Data entries
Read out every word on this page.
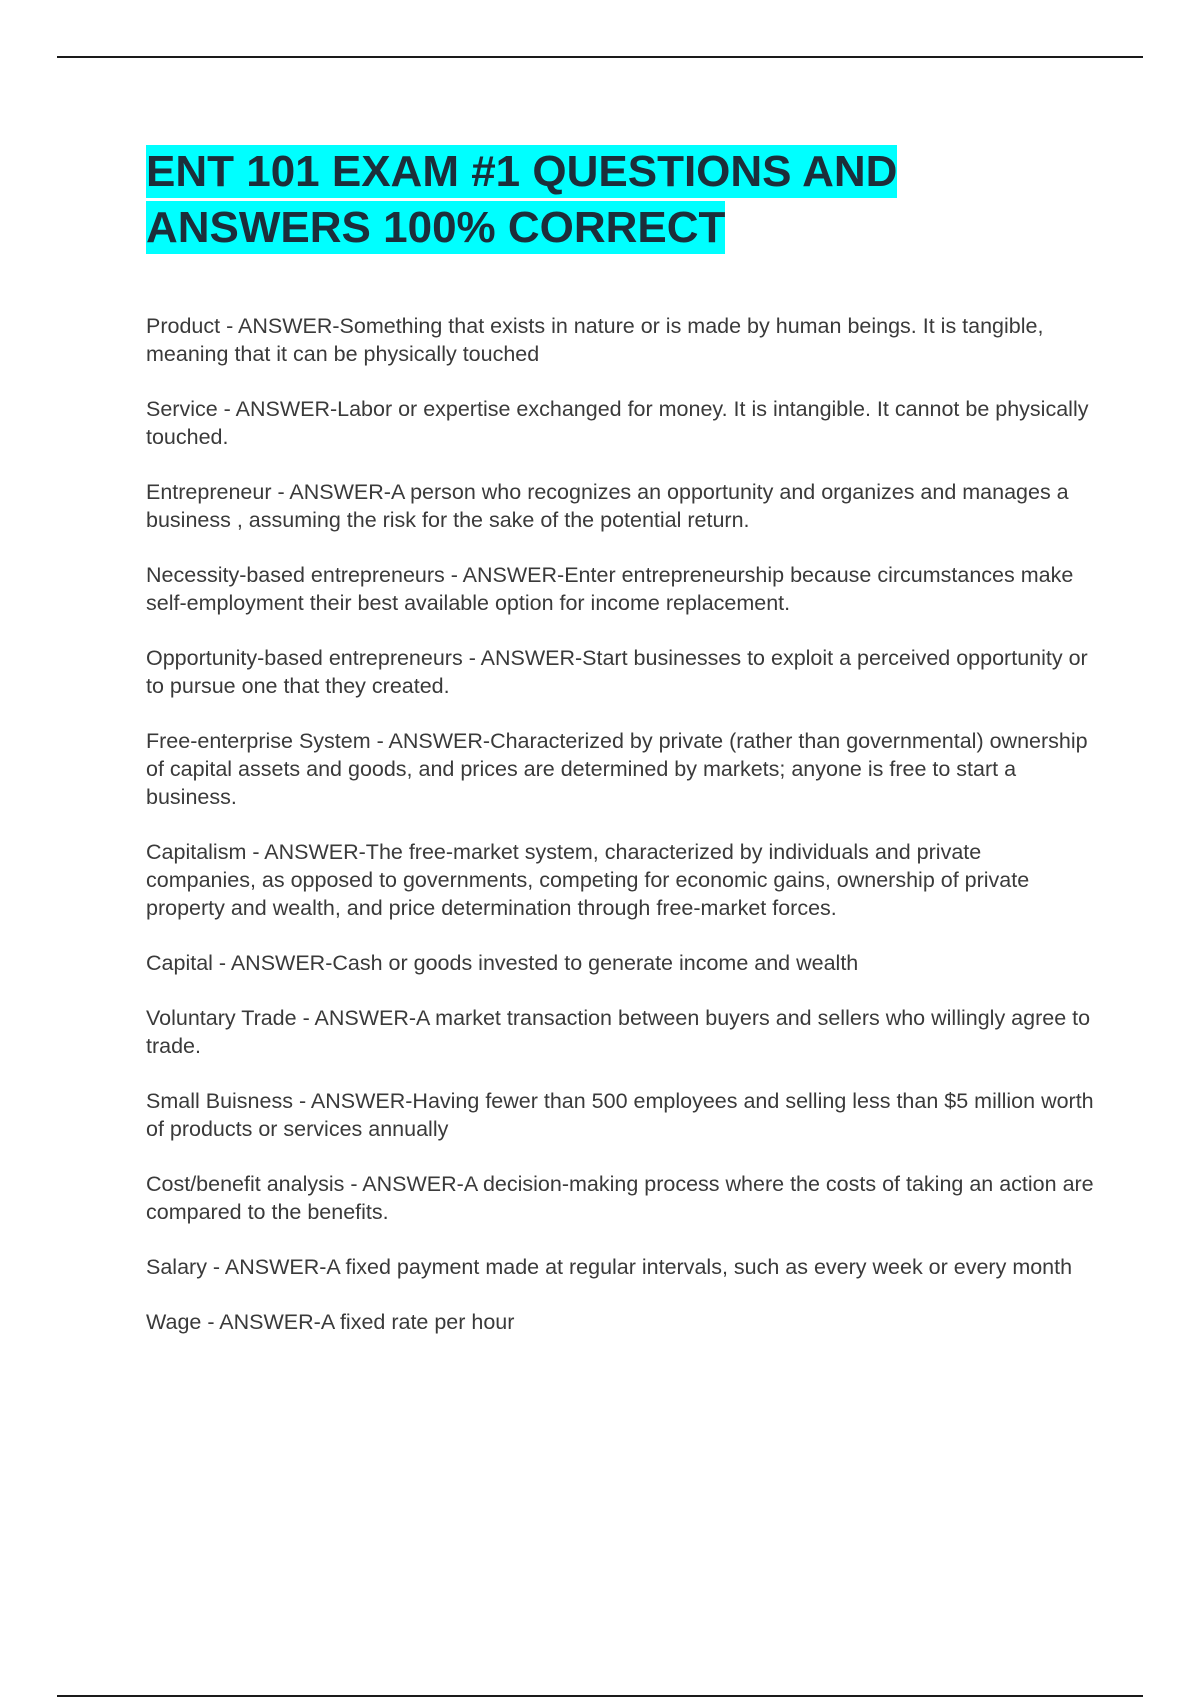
ENT 101 EXAM #1 QUESTIONS AND ANSWERS 100% CORRECT
Product - ANSWER-Something that exists in nature or is made by human beings. It is tangible, meaning that it can be physically touched
Service - ANSWER-Labor or expertise exchanged for money. It is intangible. It cannot be physically touched.
Entrepreneur - ANSWER-A person who recognizes an opportunity and organizes and manages a business , assuming the risk for the sake of the potential return.
Necessity-based entrepreneurs - ANSWER-Enter entrepreneurship because circumstances make self-employment their best available option for income replacement.
Opportunity-based entrepreneurs - ANSWER-Start businesses to exploit a perceived opportunity or to pursue one that they created.
Free-enterprise System - ANSWER-Characterized by private (rather than governmental) ownership of capital assets and goods, and prices are determined by markets; anyone is free to start a business.
Capitalism - ANSWER-The free-market system, characterized by individuals and private companies, as opposed to governments, competing for economic gains, ownership of private property and wealth, and price determination through free-market forces.
Capital - ANSWER-Cash or goods invested to generate income and wealth
Voluntary Trade - ANSWER-A market transaction between buyers and sellers who willingly agree to trade.
Small Buisness - ANSWER-Having fewer than 500 employees and selling less than $5 million worth of products or services annually
Cost/benefit analysis - ANSWER-A decision-making process where the costs of taking an action are compared to the benefits.
Salary - ANSWER-A fixed payment made at regular intervals, such as every week or every month
Wage - ANSWER-A fixed rate per hour
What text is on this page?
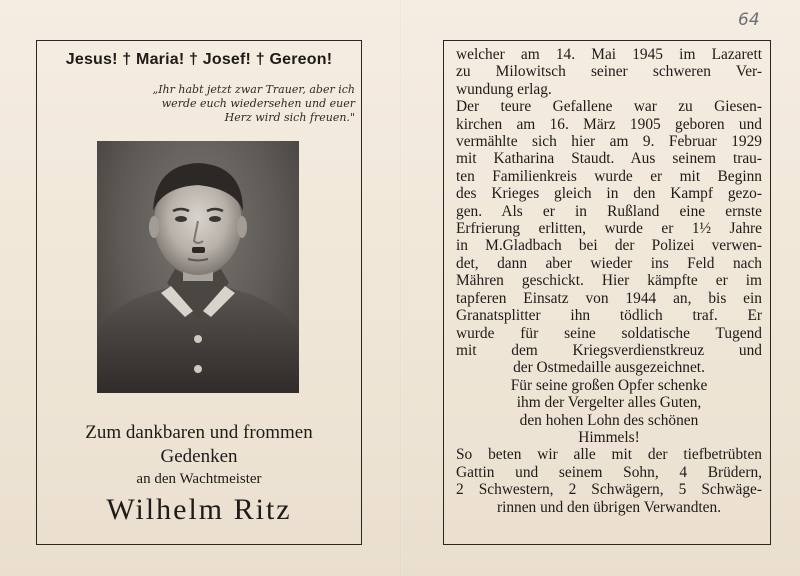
64
Jesus! † Maria! † Josef! † Gereon!
„Ihr habt jetzt zwar Trauer, aber ich
werde euch wiedersehen und euer
Herz wird sich freuen."
Zum dankbaren und frommen
Gedenken
an den Wachtmeister
Wilhelm Ritz
welcher am 14. Mai 1945 im Lazarett
zu Milowitsch seiner schweren Ver-
wundung erlag.
Der teure Gefallene war zu Giesen-
kirchen am 16. März 1905 geboren und
vermählte sich hier am 9. Februar 1929
mit Katharina Staudt. Aus seinem trau-
ten Familienkreis wurde er mit Beginn
des Krieges gleich in den Kampf gezo-
gen. Als er in Rußland eine ernste
Erfrierung erlitten, wurde er 1½ Jahre
in M.Gladbach bei der Polizei verwen-
det, dann aber wieder ins Feld nach
Mähren geschickt. Hier kämpfte er im
tapferen Einsatz von 1944 an, bis ein
Granatsplitter ihn tödlich traf. Er
wurde für seine soldatische Tugend
mit dem Kriegsverdienstkreuz und
der Ostmedaille ausgezeichnet.
Für seine großen Opfer schenke
ihm der Vergelter alles Guten,
den hohen Lohn des schönen
Himmels!
So beten wir alle mit der tiefbetrübten
Gattin und seinem Sohn, 4 Brüdern,
2 Schwestern, 2 Schwägern, 5 Schwäge-
rinnen und den übrigen Verwandten.
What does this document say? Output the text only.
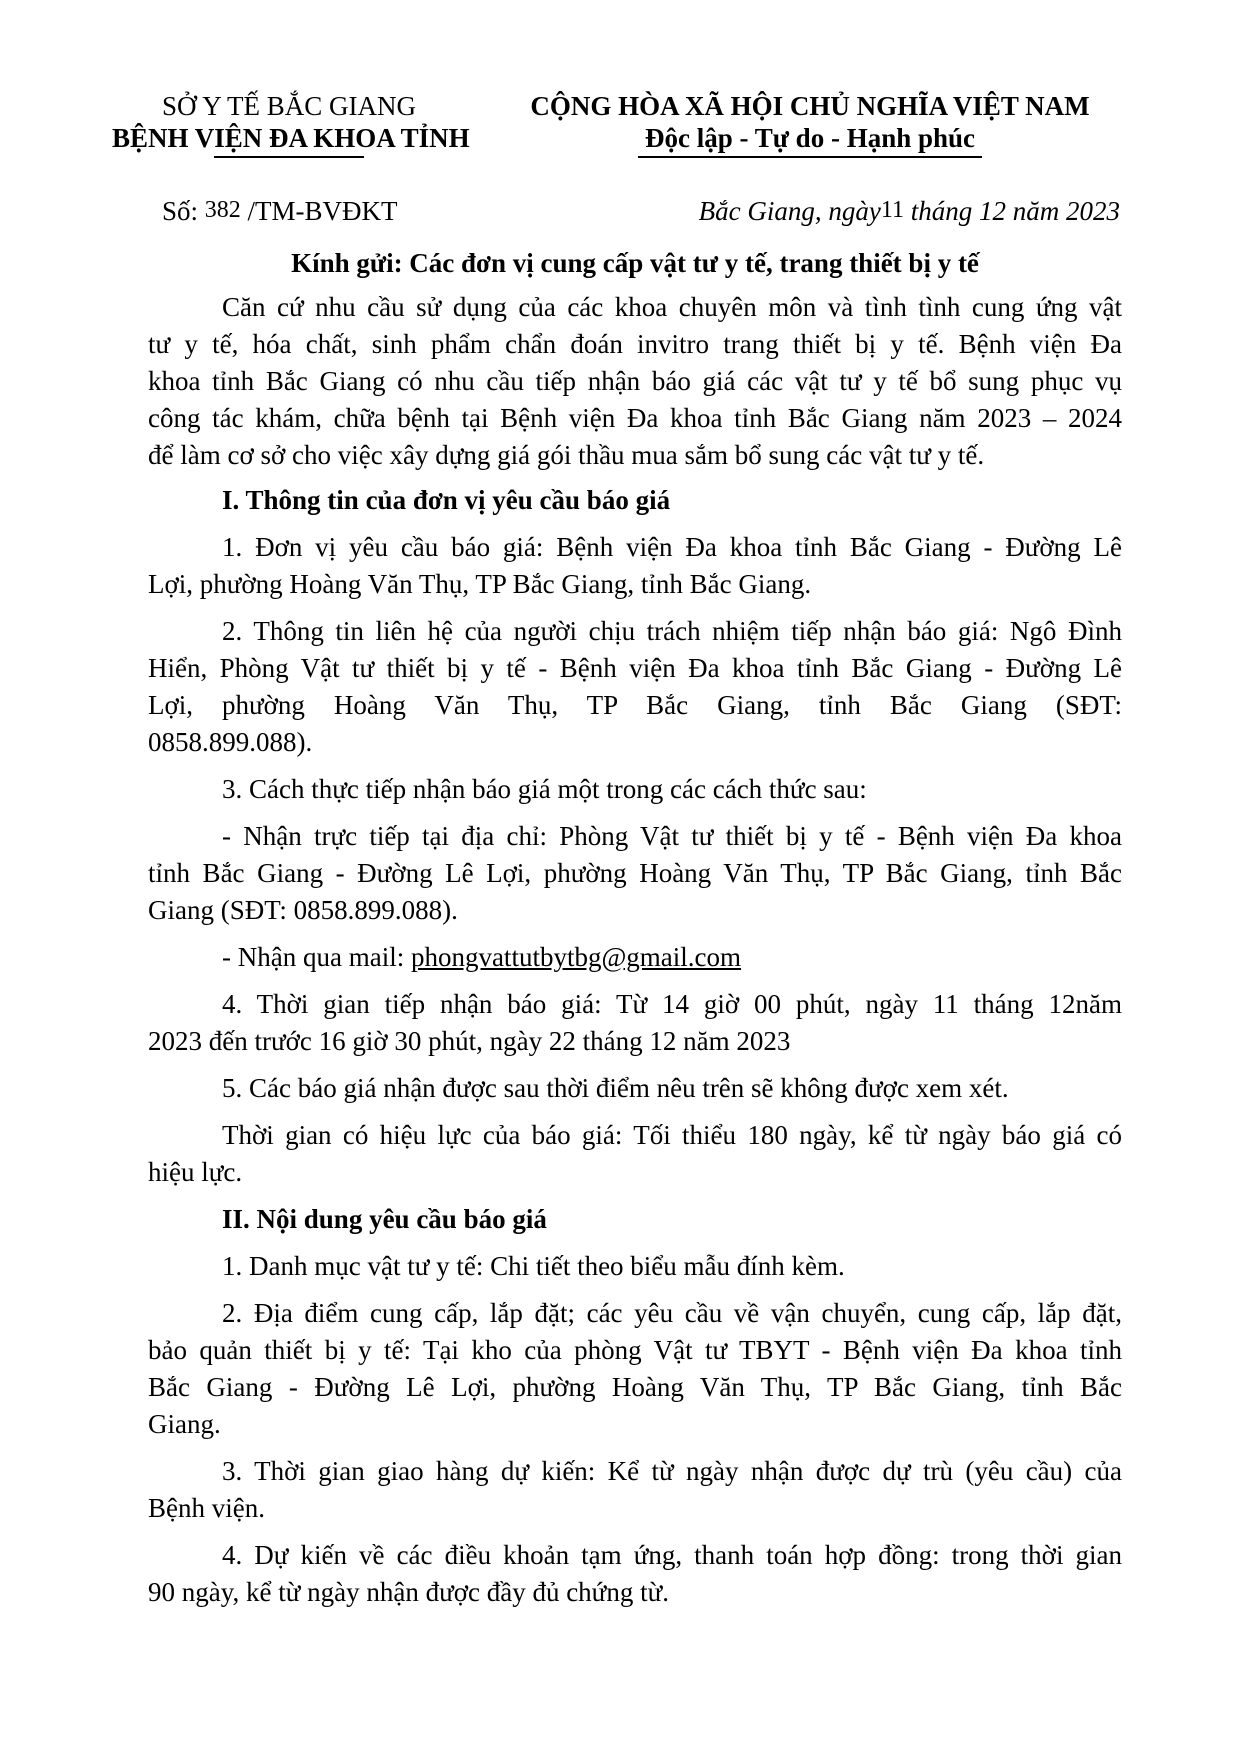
SỞ Y TẾ BẮC GIANG
BỆNH VIỆN ĐA KHOA TỈNH
CỘNG HÒA XÃ HỘI CHỦ NGHĨA VIỆT NAM
Độc lập - Tự do - Hạnh phúc
Số: 382 /TM-BVĐKT	Bắc Giang, ngày11 tháng 12 năm 2023
Kính gửi: Các đơn vị cung cấp vật tư y tế, trang thiết bị y tế
Căn cứ nhu cầu sử dụng của các khoa chuyên môn và tình tình cung ứng vật
tư y tế, hóa chất, sinh phẩm chẩn đoán invitro trang thiết bị y tế. Bệnh viện Đa
khoa tỉnh Bắc Giang có nhu cầu tiếp nhận báo giá các vật tư y tế bổ sung phục vụ
công tác khám, chữa bệnh tại Bệnh viện Đa khoa tỉnh Bắc Giang năm 2023 – 2024
để làm cơ sở cho việc xây dựng giá gói thầu mua sắm bổ sung các vật tư y tế.
I. Thông tin của đơn vị yêu cầu báo giá
1. Đơn vị yêu cầu báo giá: Bệnh viện Đa khoa tỉnh Bắc Giang - Đường Lê
Lợi, phường Hoàng Văn Thụ, TP Bắc Giang, tỉnh Bắc Giang.
2. Thông tin liên hệ của người chịu trách nhiệm tiếp nhận báo giá: Ngô Đình
Hiển, Phòng Vật tư thiết bị y tế - Bệnh viện Đa khoa tỉnh Bắc Giang - Đường Lê
Lợi, phường Hoàng Văn Thụ, TP Bắc Giang, tỉnh Bắc Giang (SĐT:
0858.899.088).
3. Cách thực tiếp nhận báo giá một trong các cách thức sau:
- Nhận trực tiếp tại địa chỉ: Phòng Vật tư thiết bị y tế - Bệnh viện Đa khoa
tỉnh Bắc Giang - Đường Lê Lợi, phường Hoàng Văn Thụ, TP Bắc Giang, tỉnh Bắc
Giang (SĐT: 0858.899.088).
- Nhận qua mail: phongvattutbytbg@gmail.com
4. Thời gian tiếp nhận báo giá: Từ 14 giờ 00 phút, ngày 11 tháng 12năm
2023 đến trước 16 giờ 30 phút, ngày 22 tháng 12 năm 2023
5. Các báo giá nhận được sau thời điểm nêu trên sẽ không được xem xét.
Thời gian có hiệu lực của báo giá: Tối thiểu 180 ngày, kể từ ngày báo giá có
hiệu lực.
II. Nội dung yêu cầu báo giá
1. Danh mục vật tư y tế: Chi tiết theo biểu mẫu đính kèm.
2. Địa điểm cung cấp, lắp đặt; các yêu cầu về vận chuyển, cung cấp, lắp đặt,
bảo quản thiết bị y tế: Tại kho của phòng Vật tư TBYT - Bệnh viện Đa khoa tỉnh
Bắc Giang - Đường Lê Lợi, phường Hoàng Văn Thụ, TP Bắc Giang, tỉnh Bắc
Giang.
3. Thời gian giao hàng dự kiến: Kể từ ngày nhận được dự trù (yêu cầu) của
Bệnh viện.
4. Dự kiến về các điều khoản tạm ứng, thanh toán hợp đồng: trong thời gian
90 ngày, kể từ ngày nhận được đầy đủ chứng từ.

**EXERCISE TASK:** Could you repeat all of the material exactly? Pictures should not be copied.

**OUTPUT BELOW:**
Read out every word on this page.
ENT 101 EXAM #1 QUESTIONS AND ANSWERS 100% CORRECT
Product - ANSWER-Something that exists in nature or is made by human beings. It is tangible, meaning that it can be physically touched
Service - ANSWER-Labor or expertise exchanged for money. It is intangible. It cannot be physically touched.
Entrepreneur - ANSWER-A person who recognizes an opportunity and organizes and manages a business , assuming the risk for the sake of the potential return.
Necessity-based entrepreneurs - ANSWER-Enter entrepreneurship because circumstances make self-employment their best available option for income replacement.
Opportunity-based entrepreneurs - ANSWER-Start businesses to exploit a perceived opportunity or to pursue one that they created.
Free-enterprise System - ANSWER-Characterized by private (rather than governmental) ownership of capital assets and goods, and prices are determined by markets; anyone is free to start a business.
Capitalism - ANSWER-The free-market system, characterized by individuals and private companies, as opposed to governments, competing for economic gains, ownership of private property and wealth, and price determination through free-market forces.
Capital - ANSWER-Cash or goods invested to generate income and wealth
Voluntary Trade - ANSWER-A market transaction between buyers and sellers who willingly agree to trade.
Small Buisness - ANSWER-Having fewer than 500 employees and selling less than $5 million worth of products or services annually
Cost/benefit analysis - ANSWER-A decision-making process where the costs of taking an action are compared to the benefits.
Salary - ANSWER-A fixed payment made at regular intervals, such as every week or every month
Wage - ANSWER-A fixed rate per hour
What text is on this page?
64
Jesus! † Maria! † Josef! † Gereon!
„Ihr habt jetzt zwar Trauer, aber ich
werde euch wiedersehen und euer
Herz wird sich freuen."
Zum dankbaren und frommen
Gedenken
an den Wachtmeister
Wilhelm Ritz
welcher am 14. Mai 1945 im Lazarett
zu Milowitsch seiner schweren Ver-
wundung erlag.
Der teure Gefallene war zu Giesen-
kirchen am 16. März 1905 geboren und
vermählte sich hier am 9. Februar 1929
mit Katharina Staudt. Aus seinem trau-
ten Familienkreis wurde er mit Beginn
des Krieges gleich in den Kampf gezo-
gen. Als er in Rußland eine ernste
Erfrierung erlitten, wurde er 1½ Jahre
in M.Gladbach bei der Polizei verwen-
det, dann aber wieder ins Feld nach
Mähren geschickt. Hier kämpfte er im
tapferen Einsatz von 1944 an, bis ein
Granatsplitter ihn tödlich traf. Er
wurde für seine soldatische Tugend
mit dem Kriegsverdienstkreuz und
der Ostmedaille ausgezeichnet.
Für seine großen Opfer schenke
ihm der Vergelter alles Guten,
den hohen Lohn des schönen
Himmels!
So beten wir alle mit der tiefbetrübten
Gattin und seinem Sohn, 4 Brüdern,
2 Schwestern, 2 Schwägern, 5 Schwäge-
rinnen und den übrigen Verwandten.
What does this document say? Output the text only.
SỞ Y TẾ BẮC GIANG
BỆNH VIỆN ĐA KHOA TỈNH
CỘNG HÒA XÃ HỘI CHỦ NGHĨA VIỆT NAM
Độc lập - Tự do - Hạnh phúc
Số: 382 /TM-BVĐKT	Bắc Giang, ngày11 tháng 12 năm 2023
Kính gửi: Các đơn vị cung cấp vật tư y tế, trang thiết bị y tế
Căn cứ nhu cầu sử dụng của các khoa chuyên môn và tình tình cung ứng vật
tư y tế, hóa chất, sinh phẩm chẩn đoán invitro trang thiết bị y tế. Bệnh viện Đa
khoa tỉnh Bắc Giang có nhu cầu tiếp nhận báo giá các vật tư y tế bổ sung phục vụ
công tác khám, chữa bệnh tại Bệnh viện Đa khoa tỉnh Bắc Giang năm 2023 – 2024
để làm cơ sở cho việc xây dựng giá gói thầu mua sắm bổ sung các vật tư y tế.
I. Thông tin của đơn vị yêu cầu báo giá
1. Đơn vị yêu cầu báo giá: Bệnh viện Đa khoa tỉnh Bắc Giang - Đường Lê
Lợi, phường Hoàng Văn Thụ, TP Bắc Giang, tỉnh Bắc Giang.
2. Thông tin liên hệ của người chịu trách nhiệm tiếp nhận báo giá: Ngô Đình
Hiển, Phòng Vật tư thiết bị y tế - Bệnh viện Đa khoa tỉnh Bắc Giang - Đường Lê
Lợi, phường Hoàng Văn Thụ, TP Bắc Giang, tỉnh Bắc Giang (SĐT:
0858.899.088).
3. Cách thực tiếp nhận báo giá một trong các cách thức sau:
- Nhận trực tiếp tại địa chỉ: Phòng Vật tư thiết bị y tế - Bệnh viện Đa khoa
tỉnh Bắc Giang - Đường Lê Lợi, phường Hoàng Văn Thụ, TP Bắc Giang, tỉnh Bắc
Giang (SĐT: 0858.899.088).
- Nhận qua mail: phongvattutbytbg@gmail.com
4. Thời gian tiếp nhận báo giá: Từ 14 giờ 00 phút, ngày 11 tháng 12năm
2023 đến trước 16 giờ 30 phút, ngày 22 tháng 12 năm 2023
5. Các báo giá nhận được sau thời điểm nêu trên sẽ không được xem xét.
Thời gian có hiệu lực của báo giá: Tối thiểu 180 ngày, kể từ ngày báo giá có
hiệu lực.
II. Nội dung yêu cầu báo giá
1. Danh mục vật tư y tế: Chi tiết theo biểu mẫu đính kèm.
2. Địa điểm cung cấp, lắp đặt; các yêu cầu về vận chuyển, cung cấp, lắp đặt,
bảo quản thiết bị y tế: Tại kho của phòng Vật tư TBYT - Bệnh viện Đa khoa tỉnh
Bắc Giang - Đường Lê Lợi, phường Hoàng Văn Thụ, TP Bắc Giang, tỉnh Bắc
Giang.
3. Thời gian giao hàng dự kiến: Kể từ ngày nhận được dự trù (yêu cầu) của
Bệnh viện.
4. Dự kiến về các điều khoản tạm ứng, thanh toán hợp đồng: trong thời gian
90 ngày, kể từ ngày nhận được đầy đủ chứng từ.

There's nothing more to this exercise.